• [WRITTEN INSTRUCTION]
Reproduce every line of the records below word for word, leaving out the pictures.

(Collected data entries)
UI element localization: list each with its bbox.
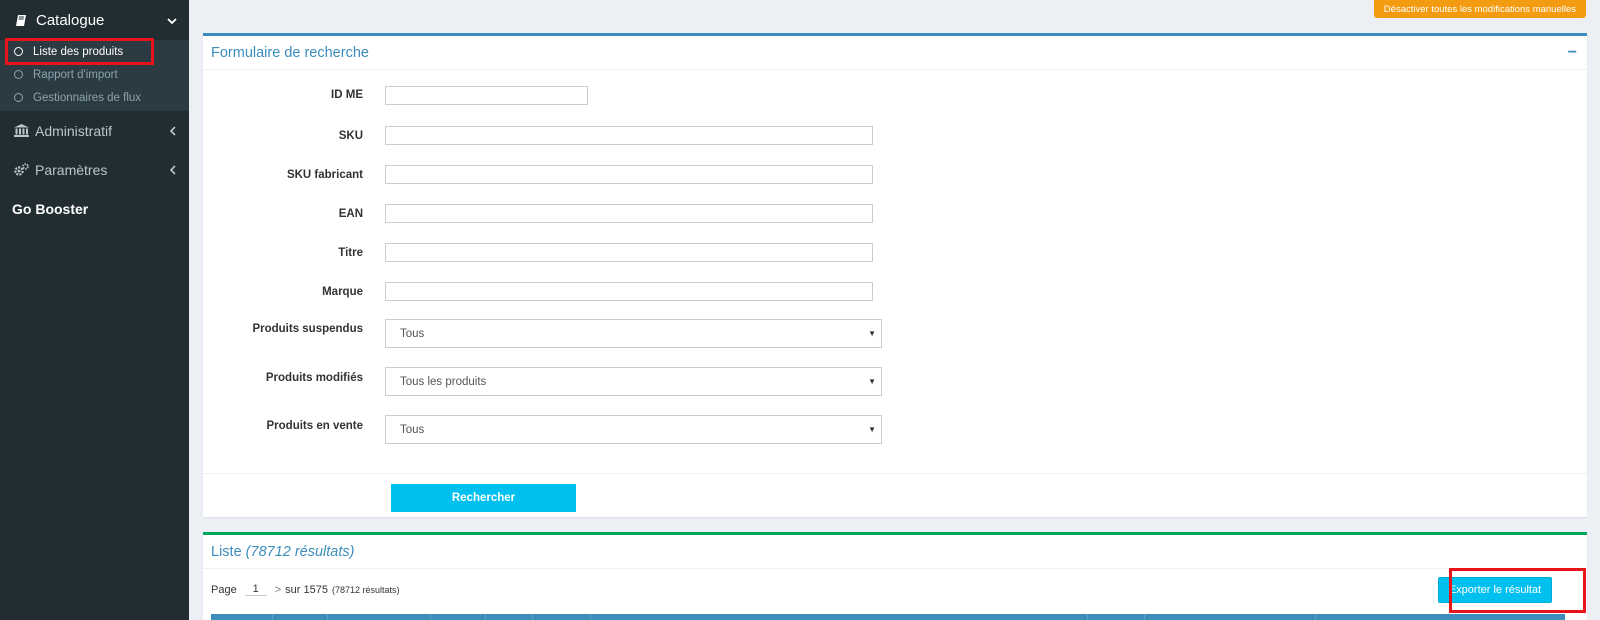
table-header-cell bbox=[1145, 614, 1316, 620]
menu-catalogue-label: Catalogue bbox=[36, 11, 105, 29]
search-form-title: Formulaire de recherche bbox=[211, 44, 369, 61]
produits-en-vente-select[interactable]: Tous ▼ bbox=[385, 415, 882, 444]
sidebar-item-rapport-import[interactable]: Rapport d'import bbox=[0, 63, 189, 86]
produits-suspendus-select[interactable]: Tous ▼ bbox=[385, 319, 882, 348]
page-label: Page bbox=[211, 583, 237, 596]
label-titre: Titre bbox=[338, 247, 363, 259]
caret-down-icon: ▼ bbox=[868, 329, 876, 338]
brand-go-booster[interactable]: Go Booster bbox=[0, 189, 189, 229]
table-header-cell bbox=[431, 614, 486, 620]
sidebar-item-label: Gestionnaires de flux bbox=[33, 91, 142, 104]
collapse-button[interactable]: − bbox=[1568, 44, 1579, 62]
table-header-cell bbox=[1088, 614, 1145, 620]
book-icon bbox=[12, 14, 30, 27]
table-header-cell bbox=[328, 614, 431, 620]
table-header-cell bbox=[486, 614, 533, 620]
label-id-me: ID ME bbox=[331, 89, 363, 101]
table-header-cell bbox=[591, 614, 1088, 620]
table-header-cell bbox=[273, 614, 328, 620]
select-value: Tous bbox=[400, 423, 425, 436]
label-produits-en-vente: Produits en vente bbox=[266, 420, 364, 432]
table-header-cell bbox=[533, 614, 591, 620]
bank-icon bbox=[12, 124, 30, 137]
produits-modifies-select[interactable]: Tous les produits ▼ bbox=[385, 367, 882, 396]
list-count: (78712 résultats) bbox=[245, 543, 355, 560]
menu-administratif-label: Administratif bbox=[35, 122, 113, 139]
caret-down-icon: ▼ bbox=[868, 377, 876, 386]
sidebar-item-label: Rapport d'import bbox=[33, 68, 118, 81]
label-ean: EAN bbox=[338, 208, 363, 220]
label-produits-suspendus: Produits suspendus bbox=[252, 323, 363, 335]
highlight-box bbox=[5, 38, 154, 65]
next-page-icon[interactable]: > bbox=[275, 584, 281, 596]
form-divider bbox=[203, 473, 1587, 474]
label-sku-fabricant: SKU fabricant bbox=[286, 169, 363, 181]
list-panel: Liste (78712 résultats) Page 1 > sur 157… bbox=[203, 532, 1587, 620]
ean-field[interactable] bbox=[385, 204, 873, 223]
gears-icon bbox=[12, 163, 30, 176]
marque-field[interactable] bbox=[385, 282, 873, 301]
page-total: sur 1575 bbox=[285, 583, 328, 596]
list-title-label: Liste bbox=[211, 543, 242, 560]
menu-parametres-label: Paramètres bbox=[35, 161, 108, 178]
page-number-input[interactable]: 1 bbox=[244, 583, 267, 596]
list-header: Liste (78712 résultats) bbox=[203, 535, 1587, 569]
list-title: Liste (78712 résultats) bbox=[211, 544, 354, 560]
menu-catalogue[interactable]: Catalogue bbox=[0, 0, 189, 40]
table-header-cell bbox=[1316, 614, 1555, 620]
sidebar-item-gestionnaires-de-flux[interactable]: Gestionnaires de flux bbox=[0, 86, 189, 109]
sku-field[interactable] bbox=[385, 126, 873, 145]
chevron-left-icon bbox=[169, 162, 177, 178]
label-produits-modifies: Produits modifiés bbox=[265, 372, 363, 384]
label-sku: SKU bbox=[338, 130, 363, 142]
table-header-cell bbox=[211, 614, 273, 620]
circle-icon bbox=[14, 70, 23, 79]
sku-fabricant-field[interactable] bbox=[385, 165, 873, 184]
search-button[interactable]: Rechercher bbox=[391, 484, 576, 512]
menu-parametres[interactable]: Paramètres bbox=[0, 150, 189, 189]
menu-administratif[interactable]: Administratif bbox=[0, 111, 189, 150]
search-form-panel: Formulaire de recherche − ID ME SKU SKU … bbox=[203, 33, 1587, 517]
sidebar: Catalogue Liste des produits Rapport d'i… bbox=[0, 0, 189, 620]
chevron-down-icon bbox=[167, 12, 177, 28]
results-count: (78712 résultats) bbox=[331, 584, 400, 595]
id-me-field[interactable] bbox=[385, 86, 588, 105]
highlight-box bbox=[1449, 568, 1586, 613]
titre-field[interactable] bbox=[385, 243, 873, 262]
results-table-header bbox=[211, 614, 1565, 620]
label-marque: Marque bbox=[322, 286, 363, 298]
caret-down-icon: ▼ bbox=[868, 425, 876, 434]
chevron-left-icon bbox=[169, 123, 177, 139]
select-value: Tous bbox=[400, 327, 425, 340]
disable-manual-modifications-button[interactable]: Désactiver toutes les modifications manu… bbox=[1373, 0, 1586, 18]
select-value: Tous les produits bbox=[400, 375, 487, 388]
pagination: Page 1 > sur 1575 (78712 résultats) bbox=[211, 583, 400, 596]
search-form-header: Formulaire de recherche − bbox=[203, 36, 1587, 70]
circle-icon bbox=[14, 93, 23, 102]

• [SOLUTION]
UI element localization: list each with its bbox.
table-header-cell bbox=[1145, 614, 1316, 620]
menu-catalogue-label: Catalogue bbox=[36, 11, 105, 29]
search-form-title: Formulaire de recherche bbox=[211, 44, 369, 61]
produits-en-vente-select[interactable]: Tous ▼ bbox=[385, 415, 882, 444]
sidebar-item-rapport-import[interactable]: Rapport d'import bbox=[0, 63, 189, 86]
produits-suspendus-select[interactable]: Tous ▼ bbox=[385, 319, 882, 348]
page-label: Page bbox=[211, 583, 237, 596]
label-titre: Titre bbox=[338, 247, 363, 259]
caret-down-icon: ▼ bbox=[868, 329, 876, 338]
brand-go-booster[interactable]: Go Booster bbox=[0, 189, 189, 229]
table-header-cell bbox=[431, 614, 486, 620]
sidebar-item-label: Gestionnaires de flux bbox=[33, 91, 142, 104]
collapse-button[interactable]: − bbox=[1568, 44, 1579, 62]
table-header-cell bbox=[1088, 614, 1145, 620]
book-icon bbox=[12, 14, 30, 27]
table-header-cell bbox=[328, 614, 431, 620]
table-header-cell bbox=[486, 614, 533, 620]
label-id-me: ID ME bbox=[331, 89, 363, 101]
table-header-cell bbox=[591, 614, 1088, 620]
table-header-cell bbox=[273, 614, 328, 620]
select-value: Tous bbox=[400, 423, 425, 436]
label-produits-en-vente: Produits en vente bbox=[266, 420, 364, 432]
table-header-cell bbox=[533, 614, 591, 620]
bank-icon bbox=[12, 124, 30, 137]
produits-modifies-select[interactable]: Tous les produits ▼ bbox=[385, 367, 882, 396]
list-count: (78712 résultats) bbox=[245, 543, 355, 560]
menu-administratif-label: Administratif bbox=[35, 122, 113, 139]
caret-down-icon: ▼ bbox=[868, 377, 876, 386]
sidebar-item-label: Rapport d'import bbox=[33, 68, 118, 81]
label-ean: EAN bbox=[338, 208, 363, 220]
label-produits-suspendus: Produits suspendus bbox=[252, 323, 363, 335]
highlight-box bbox=[5, 38, 154, 65]
next-page-icon[interactable]: > bbox=[275, 584, 281, 596]
form-divider bbox=[203, 473, 1587, 474]
label-sku-fabricant: SKU fabricant bbox=[286, 169, 363, 181]
list-panel: Liste (78712 résultats) Page 1 > sur 157… bbox=[203, 532, 1587, 620]
ean-field[interactable] bbox=[385, 204, 873, 223]
gears-icon bbox=[12, 163, 30, 176]
marque-field[interactable] bbox=[385, 282, 873, 301]
page-total: sur 1575 bbox=[285, 583, 328, 596]
list-title-label: Liste bbox=[211, 543, 242, 560]
menu-parametres-label: Paramètres bbox=[35, 161, 108, 178]
page-number-input[interactable]: 1 bbox=[244, 583, 267, 596]
list-header: Liste (78712 résultats) bbox=[203, 535, 1587, 569]
list-title: Liste (78712 résultats) bbox=[211, 544, 354, 560]
menu-catalogue[interactable]: Catalogue bbox=[0, 0, 189, 40]
table-header-cell bbox=[1316, 614, 1555, 620]
sidebar-item-gestionnaires-de-flux[interactable]: Gestionnaires de flux bbox=[0, 86, 189, 109]
sku-field[interactable] bbox=[385, 126, 873, 145]
chevron-left-icon bbox=[169, 162, 177, 178]
label-produits-modifies: Produits modifiés bbox=[265, 372, 363, 384]
label-sku: SKU bbox=[338, 130, 363, 142]
table-header-cell bbox=[211, 614, 273, 620]
circle-icon bbox=[14, 70, 23, 79]
sku-fabricant-field[interactable] bbox=[385, 165, 873, 184]
search-button[interactable]: Rechercher bbox=[391, 484, 576, 512]
menu-parametres[interactable]: Paramètres bbox=[0, 150, 189, 189]
menu-administratif[interactable]: Administratif bbox=[0, 111, 189, 150]
search-form-panel: Formulaire de recherche − ID ME SKU SKU … bbox=[203, 33, 1587, 517]
sidebar: Catalogue Liste des produits Rapport d'i… bbox=[0, 0, 189, 620]
chevron-down-icon bbox=[167, 12, 177, 28]
results-count: (78712 résultats) bbox=[331, 584, 400, 595]
id-me-field[interactable] bbox=[385, 86, 588, 105]
highlight-box bbox=[1449, 568, 1586, 613]
titre-field[interactable] bbox=[385, 243, 873, 262]
results-table-header bbox=[211, 614, 1565, 620]
label-marque: Marque bbox=[322, 286, 363, 298]
caret-down-icon: ▼ bbox=[868, 425, 876, 434]
chevron-left-icon bbox=[169, 123, 177, 139]
select-value: Tous bbox=[400, 327, 425, 340]
disable-manual-modifications-button[interactable]: Désactiver toutes les modifications manu… bbox=[1373, 0, 1586, 18]
select-value: Tous les produits bbox=[400, 375, 487, 388]
pagination: Page 1 > sur 1575 (78712 résultats) bbox=[211, 583, 400, 596]
search-form-header: Formulaire de recherche − bbox=[203, 36, 1587, 70]
circle-icon bbox=[14, 93, 23, 102]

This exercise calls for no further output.